Tally up how many lines in the listing below contain the string "series", and give only the total.
******************************
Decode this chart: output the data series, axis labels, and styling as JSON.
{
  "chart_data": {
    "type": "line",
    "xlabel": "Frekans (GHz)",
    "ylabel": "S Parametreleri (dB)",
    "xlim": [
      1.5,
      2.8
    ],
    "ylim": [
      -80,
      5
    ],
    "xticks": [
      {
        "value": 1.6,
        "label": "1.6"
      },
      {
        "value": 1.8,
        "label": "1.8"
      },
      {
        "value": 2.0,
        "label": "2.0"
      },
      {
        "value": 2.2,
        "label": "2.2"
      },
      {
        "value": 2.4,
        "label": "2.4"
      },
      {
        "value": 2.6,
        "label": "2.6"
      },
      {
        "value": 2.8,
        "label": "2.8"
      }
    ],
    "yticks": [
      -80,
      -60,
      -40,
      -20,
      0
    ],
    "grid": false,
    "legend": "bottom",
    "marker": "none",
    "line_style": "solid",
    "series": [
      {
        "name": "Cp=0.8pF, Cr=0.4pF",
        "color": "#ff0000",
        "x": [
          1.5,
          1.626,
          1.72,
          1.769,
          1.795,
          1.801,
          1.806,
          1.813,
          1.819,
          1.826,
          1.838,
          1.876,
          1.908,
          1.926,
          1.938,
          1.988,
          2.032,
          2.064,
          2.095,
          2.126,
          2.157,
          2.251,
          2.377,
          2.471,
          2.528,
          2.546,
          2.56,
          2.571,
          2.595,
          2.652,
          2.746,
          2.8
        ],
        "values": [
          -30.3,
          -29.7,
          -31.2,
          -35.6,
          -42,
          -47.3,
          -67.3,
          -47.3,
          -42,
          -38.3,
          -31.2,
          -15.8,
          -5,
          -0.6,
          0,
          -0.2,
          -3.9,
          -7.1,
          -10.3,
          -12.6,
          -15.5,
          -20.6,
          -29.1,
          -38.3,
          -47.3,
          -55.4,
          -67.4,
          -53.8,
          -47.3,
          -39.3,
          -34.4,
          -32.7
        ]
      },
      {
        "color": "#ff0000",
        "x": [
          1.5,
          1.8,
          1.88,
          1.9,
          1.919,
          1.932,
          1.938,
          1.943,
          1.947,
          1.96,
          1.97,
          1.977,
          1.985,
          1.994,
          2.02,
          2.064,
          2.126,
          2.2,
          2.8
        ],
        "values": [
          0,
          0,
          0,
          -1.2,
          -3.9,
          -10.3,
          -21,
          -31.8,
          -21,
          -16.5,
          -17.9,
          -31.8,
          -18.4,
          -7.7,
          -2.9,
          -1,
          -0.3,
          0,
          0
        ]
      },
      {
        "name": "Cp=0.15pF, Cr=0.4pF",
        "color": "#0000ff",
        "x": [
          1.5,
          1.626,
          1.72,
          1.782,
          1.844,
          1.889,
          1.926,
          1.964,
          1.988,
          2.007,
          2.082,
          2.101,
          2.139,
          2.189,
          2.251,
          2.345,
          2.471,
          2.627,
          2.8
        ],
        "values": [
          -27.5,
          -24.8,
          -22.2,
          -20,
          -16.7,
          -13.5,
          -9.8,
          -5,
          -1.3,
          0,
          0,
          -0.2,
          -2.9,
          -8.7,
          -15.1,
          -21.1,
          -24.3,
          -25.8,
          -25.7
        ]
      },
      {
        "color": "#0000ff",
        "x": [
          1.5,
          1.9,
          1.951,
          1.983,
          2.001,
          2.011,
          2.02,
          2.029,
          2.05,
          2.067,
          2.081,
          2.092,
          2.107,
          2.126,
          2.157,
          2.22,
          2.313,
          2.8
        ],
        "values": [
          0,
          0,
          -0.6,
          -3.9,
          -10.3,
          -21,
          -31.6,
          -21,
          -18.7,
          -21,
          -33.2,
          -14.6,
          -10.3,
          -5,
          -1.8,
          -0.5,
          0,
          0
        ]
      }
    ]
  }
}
******************************
Written reply » 2